* START Excerpted data *
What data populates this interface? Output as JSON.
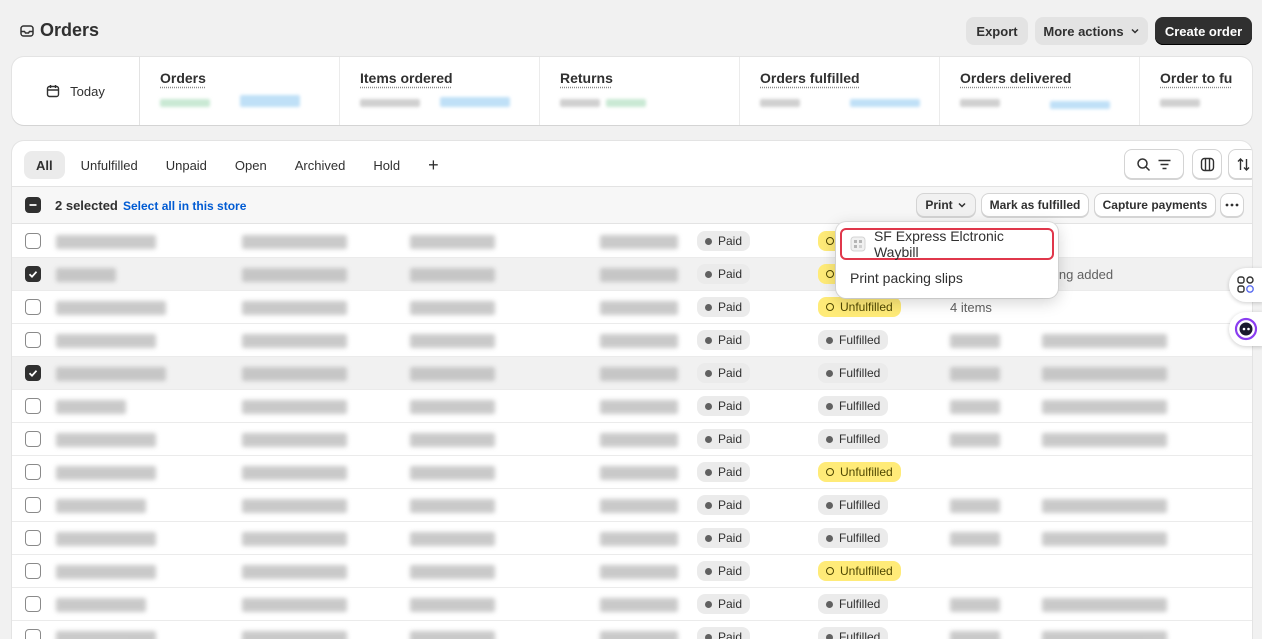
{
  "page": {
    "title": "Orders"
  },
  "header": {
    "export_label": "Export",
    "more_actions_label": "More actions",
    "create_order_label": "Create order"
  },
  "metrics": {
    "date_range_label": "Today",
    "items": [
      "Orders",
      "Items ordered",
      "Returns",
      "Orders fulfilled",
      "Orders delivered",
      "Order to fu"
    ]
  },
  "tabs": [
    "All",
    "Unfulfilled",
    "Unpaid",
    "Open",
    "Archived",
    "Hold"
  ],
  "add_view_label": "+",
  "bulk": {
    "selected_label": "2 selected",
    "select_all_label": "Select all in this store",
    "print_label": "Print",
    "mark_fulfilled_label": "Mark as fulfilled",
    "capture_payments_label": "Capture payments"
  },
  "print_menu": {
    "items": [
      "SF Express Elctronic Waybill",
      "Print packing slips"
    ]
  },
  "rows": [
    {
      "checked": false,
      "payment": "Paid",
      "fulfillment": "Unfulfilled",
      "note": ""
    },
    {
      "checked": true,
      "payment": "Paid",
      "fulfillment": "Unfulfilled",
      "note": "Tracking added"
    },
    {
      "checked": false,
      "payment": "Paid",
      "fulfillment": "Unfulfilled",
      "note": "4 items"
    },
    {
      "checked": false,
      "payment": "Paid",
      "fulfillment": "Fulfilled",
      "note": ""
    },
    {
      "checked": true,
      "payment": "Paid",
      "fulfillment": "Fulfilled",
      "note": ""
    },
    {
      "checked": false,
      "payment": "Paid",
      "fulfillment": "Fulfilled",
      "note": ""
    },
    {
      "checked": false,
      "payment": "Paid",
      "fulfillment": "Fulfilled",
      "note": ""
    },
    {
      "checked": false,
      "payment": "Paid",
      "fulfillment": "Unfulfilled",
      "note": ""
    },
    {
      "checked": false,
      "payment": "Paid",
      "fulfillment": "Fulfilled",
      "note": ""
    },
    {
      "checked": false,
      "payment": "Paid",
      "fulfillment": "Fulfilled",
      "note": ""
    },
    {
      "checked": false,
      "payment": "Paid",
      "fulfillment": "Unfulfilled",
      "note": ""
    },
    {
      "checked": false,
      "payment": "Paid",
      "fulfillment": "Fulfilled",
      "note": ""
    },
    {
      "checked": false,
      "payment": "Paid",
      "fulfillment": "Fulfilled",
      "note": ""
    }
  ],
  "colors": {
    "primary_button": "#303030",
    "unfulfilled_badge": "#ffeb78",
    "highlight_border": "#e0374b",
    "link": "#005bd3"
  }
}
* END Excerpted data *
Aim of the task: Write the records out once more, exactly as they appear, with no pictures.

Finished task:
What data populates this interface? Output as JSON.
{
  "page": {
    "title": "Orders"
  },
  "header": {
    "export_label": "Export",
    "more_actions_label": "More actions",
    "create_order_label": "Create order"
  },
  "metrics": {
    "date_range_label": "Today",
    "items": [
      "Orders",
      "Items ordered",
      "Returns",
      "Orders fulfilled",
      "Orders delivered",
      "Order to fu"
    ]
  },
  "tabs": [
    "All",
    "Unfulfilled",
    "Unpaid",
    "Open",
    "Archived",
    "Hold"
  ],
  "add_view_label": "+",
  "bulk": {
    "selected_label": "2 selected",
    "select_all_label": "Select all in this store",
    "print_label": "Print",
    "mark_fulfilled_label": "Mark as fulfilled",
    "capture_payments_label": "Capture payments"
  },
  "print_menu": {
    "items": [
      "SF Express Elctronic Waybill",
      "Print packing slips"
    ]
  },
  "rows": [
    {
      "checked": false,
      "payment": "Paid",
      "fulfillment": "Unfulfilled",
      "note": ""
    },
    {
      "checked": true,
      "payment": "Paid",
      "fulfillment": "Unfulfilled",
      "note": "Tracking added"
    },
    {
      "checked": false,
      "payment": "Paid",
      "fulfillment": "Unfulfilled",
      "note": "4 items"
    },
    {
      "checked": false,
      "payment": "Paid",
      "fulfillment": "Fulfilled",
      "note": ""
    },
    {
      "checked": true,
      "payment": "Paid",
      "fulfillment": "Fulfilled",
      "note": ""
    },
    {
      "checked": false,
      "payment": "Paid",
      "fulfillment": "Fulfilled",
      "note": ""
    },
    {
      "checked": false,
      "payment": "Paid",
      "fulfillment": "Fulfilled",
      "note": ""
    },
    {
      "checked": false,
      "payment": "Paid",
      "fulfillment": "Unfulfilled",
      "note": ""
    },
    {
      "checked": false,
      "payment": "Paid",
      "fulfillment": "Fulfilled",
      "note": ""
    },
    {
      "checked": false,
      "payment": "Paid",
      "fulfillment": "Fulfilled",
      "note": ""
    },
    {
      "checked": false,
      "payment": "Paid",
      "fulfillment": "Unfulfilled",
      "note": ""
    },
    {
      "checked": false,
      "payment": "Paid",
      "fulfillment": "Fulfilled",
      "note": ""
    },
    {
      "checked": false,
      "payment": "Paid",
      "fulfillment": "Fulfilled",
      "note": ""
    }
  ],
  "colors": {
    "primary_button": "#303030",
    "unfulfilled_badge": "#ffeb78",
    "highlight_border": "#e0374b",
    "link": "#005bd3"
  }
}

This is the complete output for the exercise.